── TASK MATERIAL

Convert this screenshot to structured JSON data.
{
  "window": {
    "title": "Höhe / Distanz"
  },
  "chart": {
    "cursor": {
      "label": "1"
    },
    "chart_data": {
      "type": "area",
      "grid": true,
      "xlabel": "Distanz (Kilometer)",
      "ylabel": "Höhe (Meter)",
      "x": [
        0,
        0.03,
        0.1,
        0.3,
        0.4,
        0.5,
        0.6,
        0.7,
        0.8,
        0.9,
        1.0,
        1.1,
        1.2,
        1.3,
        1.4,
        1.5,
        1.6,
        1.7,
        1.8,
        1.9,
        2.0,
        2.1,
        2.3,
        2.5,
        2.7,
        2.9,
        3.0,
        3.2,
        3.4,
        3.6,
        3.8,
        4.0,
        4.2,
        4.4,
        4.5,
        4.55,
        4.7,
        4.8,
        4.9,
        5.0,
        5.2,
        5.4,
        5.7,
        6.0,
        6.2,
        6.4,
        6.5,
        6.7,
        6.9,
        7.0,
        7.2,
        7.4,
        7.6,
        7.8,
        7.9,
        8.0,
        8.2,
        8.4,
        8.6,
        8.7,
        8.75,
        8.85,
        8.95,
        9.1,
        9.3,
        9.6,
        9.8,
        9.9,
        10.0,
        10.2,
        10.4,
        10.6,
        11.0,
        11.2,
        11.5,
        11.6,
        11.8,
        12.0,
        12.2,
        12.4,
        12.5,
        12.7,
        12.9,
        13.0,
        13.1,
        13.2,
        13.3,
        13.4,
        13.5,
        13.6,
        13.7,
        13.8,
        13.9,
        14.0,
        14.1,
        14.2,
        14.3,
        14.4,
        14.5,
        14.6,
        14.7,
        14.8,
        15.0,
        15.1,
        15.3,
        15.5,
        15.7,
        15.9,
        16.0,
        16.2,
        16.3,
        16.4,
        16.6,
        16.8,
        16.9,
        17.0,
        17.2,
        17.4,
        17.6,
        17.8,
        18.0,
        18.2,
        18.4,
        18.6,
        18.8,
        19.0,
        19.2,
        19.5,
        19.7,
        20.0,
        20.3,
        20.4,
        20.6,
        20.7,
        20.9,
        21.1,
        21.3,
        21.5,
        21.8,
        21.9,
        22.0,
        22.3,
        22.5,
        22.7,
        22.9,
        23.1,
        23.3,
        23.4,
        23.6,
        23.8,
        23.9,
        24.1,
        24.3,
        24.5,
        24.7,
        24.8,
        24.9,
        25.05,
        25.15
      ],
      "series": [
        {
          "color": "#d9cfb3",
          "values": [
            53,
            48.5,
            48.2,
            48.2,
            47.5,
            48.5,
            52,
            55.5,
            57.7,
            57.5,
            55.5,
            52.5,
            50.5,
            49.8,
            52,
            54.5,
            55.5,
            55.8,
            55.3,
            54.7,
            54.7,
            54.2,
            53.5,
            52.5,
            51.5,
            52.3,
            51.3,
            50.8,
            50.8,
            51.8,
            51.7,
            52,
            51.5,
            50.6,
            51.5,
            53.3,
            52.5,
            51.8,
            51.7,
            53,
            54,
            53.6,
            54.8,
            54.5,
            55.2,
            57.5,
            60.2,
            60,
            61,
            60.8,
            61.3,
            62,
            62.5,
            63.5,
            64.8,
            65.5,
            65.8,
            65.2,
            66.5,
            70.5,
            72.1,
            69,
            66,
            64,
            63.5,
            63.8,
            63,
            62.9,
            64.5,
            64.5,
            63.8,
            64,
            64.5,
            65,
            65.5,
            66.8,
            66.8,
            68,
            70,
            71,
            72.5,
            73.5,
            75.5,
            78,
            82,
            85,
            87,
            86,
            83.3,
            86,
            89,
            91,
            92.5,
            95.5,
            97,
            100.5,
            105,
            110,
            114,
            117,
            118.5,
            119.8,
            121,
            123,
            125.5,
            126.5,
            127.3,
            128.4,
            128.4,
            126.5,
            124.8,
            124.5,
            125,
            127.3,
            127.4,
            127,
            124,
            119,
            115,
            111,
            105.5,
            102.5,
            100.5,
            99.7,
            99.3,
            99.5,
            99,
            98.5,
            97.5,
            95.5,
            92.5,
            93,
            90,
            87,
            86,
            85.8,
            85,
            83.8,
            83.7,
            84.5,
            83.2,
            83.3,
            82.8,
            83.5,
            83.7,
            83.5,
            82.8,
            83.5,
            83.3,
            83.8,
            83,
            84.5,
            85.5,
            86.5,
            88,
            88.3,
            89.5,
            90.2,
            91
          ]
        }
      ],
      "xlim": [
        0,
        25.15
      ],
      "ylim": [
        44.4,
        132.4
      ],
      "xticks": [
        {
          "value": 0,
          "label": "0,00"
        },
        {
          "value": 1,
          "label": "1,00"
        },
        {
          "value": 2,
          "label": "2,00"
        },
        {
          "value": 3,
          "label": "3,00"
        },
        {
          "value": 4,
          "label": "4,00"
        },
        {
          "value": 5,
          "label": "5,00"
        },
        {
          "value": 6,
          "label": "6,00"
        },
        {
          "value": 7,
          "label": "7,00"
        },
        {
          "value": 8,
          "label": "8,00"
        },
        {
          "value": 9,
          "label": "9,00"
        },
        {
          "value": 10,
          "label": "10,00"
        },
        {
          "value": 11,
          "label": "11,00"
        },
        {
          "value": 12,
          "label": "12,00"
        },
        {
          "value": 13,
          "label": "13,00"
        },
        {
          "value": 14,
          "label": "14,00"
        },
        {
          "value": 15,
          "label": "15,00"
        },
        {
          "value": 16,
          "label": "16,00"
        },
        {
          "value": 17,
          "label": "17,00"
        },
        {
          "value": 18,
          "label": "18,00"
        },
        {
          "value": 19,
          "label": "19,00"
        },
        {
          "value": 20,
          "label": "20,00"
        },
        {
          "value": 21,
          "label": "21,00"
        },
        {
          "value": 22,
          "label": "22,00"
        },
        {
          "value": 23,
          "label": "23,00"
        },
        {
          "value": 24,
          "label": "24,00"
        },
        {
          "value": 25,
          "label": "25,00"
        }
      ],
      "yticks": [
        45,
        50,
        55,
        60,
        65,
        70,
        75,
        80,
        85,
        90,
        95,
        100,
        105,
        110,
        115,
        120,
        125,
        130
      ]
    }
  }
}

────

TASK OBJECTIVE |
Across all the entries, count the lines that contain the word "Distanz" and give the number by itself.

THE COMPLETED TASK |
2